## EXCERPT
%%

Thursday, December 31, 2009














DINGY TEETH AND BRIGHTENING CUISINE

The Rev. Dana Prom Smith, S.T.D., Ph.D. (12/31/09)

Stepping out of a warm shower stall on a cold winter's morn, stark naked, dripping wet, half-blinded by soap in my eyes, groping for a towel, meine Überfrau greeted me, saying, "You know, DP, your teeth are a bit dingy, like some old geezer's." I replied, "What's the matter with that? I am an old geezer, and, besides, I don't look at my teeth." The retort was swift and fast, "But I do, and you're not my kind of old geezer. Here's some whitening strips for your teeth. Dingy teeth age you. Besides, I want you to look nice. I love you."

Straightaway, whitening strips were thrust into my mitts, and I was told them to put them on my choppers. To put a blasphemous twist on Hebrews 10:31: "It is a fearful thing it is to fall into the hands of a loving woman!"

As I tried to affix gooey, slippery brightening strips to my teeth, I ruminated on the irony that women are always trying to improve on their husbands while men wish their wives would stay the same as when they first knew them. First, I thought that perhaps women were smarter than men, but then I concluded it's that damned managerial gene they get from their mothers. "If mamma ain't happy, ain't nobody gonna be happy."

"By the way, are you going to plant all those onions this year like you did last year? You know, you go overboard on tomatoes and onions, like twenty tomato plants and 405 onion sets. Really compulsive."

"Just think of my tomatoes and onions as brightening our taste buds, besides it was only 375 onions, and we ran out at that."

While my teeth were still brightening, stealthily I ordered my onions sets on the Internet to be delivered on March 15 for planting on March 19, the first day of spring when the days are long enough, 12-13 hours, to grow onions. Chastised, I ordered only 225 sets.

Around about January or February is the best time to order both onion sets and tomato seeds because the selection is greater. Wait until it's time to plant, and it's the dregs. There are lots of places to buy onion sets on the Internet, like Brown's Omaha Plant Farms in Texas, www.bopf.com.

%%

## DATA SECTION

%%

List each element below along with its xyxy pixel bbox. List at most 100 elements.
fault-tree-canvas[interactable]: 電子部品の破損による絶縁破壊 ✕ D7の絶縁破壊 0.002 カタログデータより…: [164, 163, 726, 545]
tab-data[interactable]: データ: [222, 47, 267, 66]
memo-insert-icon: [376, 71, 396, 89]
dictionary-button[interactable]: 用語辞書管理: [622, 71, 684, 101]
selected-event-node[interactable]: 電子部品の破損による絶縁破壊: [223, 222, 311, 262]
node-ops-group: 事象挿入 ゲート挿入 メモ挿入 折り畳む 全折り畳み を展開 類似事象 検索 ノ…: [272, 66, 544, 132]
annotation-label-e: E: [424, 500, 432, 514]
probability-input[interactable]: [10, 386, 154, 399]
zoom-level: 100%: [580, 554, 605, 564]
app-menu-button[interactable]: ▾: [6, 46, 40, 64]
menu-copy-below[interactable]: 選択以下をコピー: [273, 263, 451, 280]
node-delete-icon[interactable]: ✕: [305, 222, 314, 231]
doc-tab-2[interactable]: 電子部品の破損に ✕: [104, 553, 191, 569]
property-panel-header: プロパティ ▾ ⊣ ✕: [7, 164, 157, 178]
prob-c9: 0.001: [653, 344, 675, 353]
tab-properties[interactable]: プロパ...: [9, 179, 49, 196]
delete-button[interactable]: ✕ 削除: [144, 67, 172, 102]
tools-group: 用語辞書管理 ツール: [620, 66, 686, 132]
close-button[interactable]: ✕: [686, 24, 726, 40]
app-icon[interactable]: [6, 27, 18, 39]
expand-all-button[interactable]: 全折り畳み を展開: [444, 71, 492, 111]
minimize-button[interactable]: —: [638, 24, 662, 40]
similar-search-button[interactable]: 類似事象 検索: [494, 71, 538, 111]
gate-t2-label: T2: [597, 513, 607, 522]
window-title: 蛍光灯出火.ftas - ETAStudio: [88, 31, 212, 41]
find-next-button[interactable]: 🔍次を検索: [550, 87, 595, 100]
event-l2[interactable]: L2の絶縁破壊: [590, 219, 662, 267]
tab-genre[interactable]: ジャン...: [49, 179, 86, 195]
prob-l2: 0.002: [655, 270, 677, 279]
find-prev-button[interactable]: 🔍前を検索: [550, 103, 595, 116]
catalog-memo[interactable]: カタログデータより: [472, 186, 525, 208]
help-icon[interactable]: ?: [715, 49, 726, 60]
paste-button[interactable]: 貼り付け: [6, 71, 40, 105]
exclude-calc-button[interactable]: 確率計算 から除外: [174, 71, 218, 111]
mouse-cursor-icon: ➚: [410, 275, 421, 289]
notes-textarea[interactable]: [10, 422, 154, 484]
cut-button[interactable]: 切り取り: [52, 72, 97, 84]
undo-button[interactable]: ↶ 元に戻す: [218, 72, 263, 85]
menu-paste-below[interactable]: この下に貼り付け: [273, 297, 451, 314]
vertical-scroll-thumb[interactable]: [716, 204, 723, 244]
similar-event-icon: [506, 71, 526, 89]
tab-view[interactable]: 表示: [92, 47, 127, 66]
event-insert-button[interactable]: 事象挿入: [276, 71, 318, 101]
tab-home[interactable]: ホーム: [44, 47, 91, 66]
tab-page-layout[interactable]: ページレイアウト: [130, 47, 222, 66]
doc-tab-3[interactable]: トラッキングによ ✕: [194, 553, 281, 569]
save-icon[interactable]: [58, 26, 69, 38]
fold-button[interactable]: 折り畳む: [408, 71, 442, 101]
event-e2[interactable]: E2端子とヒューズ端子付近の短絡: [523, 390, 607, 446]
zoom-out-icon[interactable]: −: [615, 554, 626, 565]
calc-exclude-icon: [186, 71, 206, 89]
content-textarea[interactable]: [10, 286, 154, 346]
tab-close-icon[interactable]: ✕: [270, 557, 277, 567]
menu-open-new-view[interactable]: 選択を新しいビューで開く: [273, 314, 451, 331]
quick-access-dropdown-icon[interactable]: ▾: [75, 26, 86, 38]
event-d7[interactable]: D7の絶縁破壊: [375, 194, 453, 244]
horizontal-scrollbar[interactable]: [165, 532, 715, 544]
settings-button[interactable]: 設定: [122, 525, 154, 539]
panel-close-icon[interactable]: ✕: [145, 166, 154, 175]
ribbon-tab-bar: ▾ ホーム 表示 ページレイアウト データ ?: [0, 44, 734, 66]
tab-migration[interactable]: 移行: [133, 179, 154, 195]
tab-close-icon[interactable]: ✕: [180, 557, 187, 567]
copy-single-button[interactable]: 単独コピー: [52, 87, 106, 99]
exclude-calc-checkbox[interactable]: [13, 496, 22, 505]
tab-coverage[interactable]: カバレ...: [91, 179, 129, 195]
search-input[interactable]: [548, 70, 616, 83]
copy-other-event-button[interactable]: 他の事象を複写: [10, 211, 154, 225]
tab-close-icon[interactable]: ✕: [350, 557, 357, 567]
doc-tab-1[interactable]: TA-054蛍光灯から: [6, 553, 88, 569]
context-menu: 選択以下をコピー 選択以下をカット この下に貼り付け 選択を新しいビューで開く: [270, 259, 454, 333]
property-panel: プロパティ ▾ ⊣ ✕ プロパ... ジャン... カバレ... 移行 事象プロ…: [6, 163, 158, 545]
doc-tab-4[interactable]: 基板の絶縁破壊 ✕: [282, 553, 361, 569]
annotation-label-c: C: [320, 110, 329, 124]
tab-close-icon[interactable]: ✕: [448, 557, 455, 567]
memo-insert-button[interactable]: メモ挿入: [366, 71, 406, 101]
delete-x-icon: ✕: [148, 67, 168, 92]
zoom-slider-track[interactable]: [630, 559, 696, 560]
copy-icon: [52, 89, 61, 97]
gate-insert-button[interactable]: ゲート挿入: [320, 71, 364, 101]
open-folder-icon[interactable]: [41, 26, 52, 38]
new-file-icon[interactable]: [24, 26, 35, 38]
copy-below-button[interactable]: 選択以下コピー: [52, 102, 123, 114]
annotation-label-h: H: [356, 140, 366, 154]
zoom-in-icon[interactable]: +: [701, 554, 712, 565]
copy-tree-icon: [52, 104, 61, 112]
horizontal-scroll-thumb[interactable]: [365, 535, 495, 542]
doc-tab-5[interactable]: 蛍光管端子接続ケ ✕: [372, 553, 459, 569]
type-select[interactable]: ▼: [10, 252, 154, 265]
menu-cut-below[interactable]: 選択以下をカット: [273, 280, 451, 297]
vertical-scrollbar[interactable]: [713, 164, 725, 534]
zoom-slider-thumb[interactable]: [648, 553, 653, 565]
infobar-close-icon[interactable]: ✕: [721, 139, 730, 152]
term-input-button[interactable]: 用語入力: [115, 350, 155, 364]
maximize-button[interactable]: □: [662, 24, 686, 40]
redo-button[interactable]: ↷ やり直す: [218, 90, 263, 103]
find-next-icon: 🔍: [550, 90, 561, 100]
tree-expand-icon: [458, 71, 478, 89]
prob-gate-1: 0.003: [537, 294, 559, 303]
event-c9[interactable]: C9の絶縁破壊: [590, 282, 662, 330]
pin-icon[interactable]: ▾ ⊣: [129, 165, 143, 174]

%%

## TASKS TO PERFORM
[1] According to the column, why is January or February the best time to order onion sets and tomato seeds?
[2] Write out the stretch of the column from "While my teeth" through "in Texas, www.bopf.com.", word for word.
[3] Answer these questions from the column.
(a) How many onion sets does the wife say were planted last year?
(b) How many onion sets were ordered on the Internet this time?
(c) Which seller of onion sets is named as an example?

## SOLUTION SET
[1] The selection is greater then. If you wait until it is time to plant, only the dregs are left.

[2]
While my teeth were still brightening, stealthily I ordered my onions sets on the Internet to be delivered on March 15 for planting on March 19, the first day of spring when the days are long enough, 12-13 hours, to grow onions. Chastised, I ordered only 225 sets.

Around about January or February is the best time to order both onion sets and tomato seeds because the selection is greater. Wait until it's time to plant, and it's the dregs. There are lots of places to buy onion sets on the Internet, like Brown's Omaha Plant Farms in Texas, www.bopf.com.

[3]
(a) 405 onion sets.
(b) 225 sets.
(c) Brown's Omaha Plant Farms in Texas, www.bopf.com.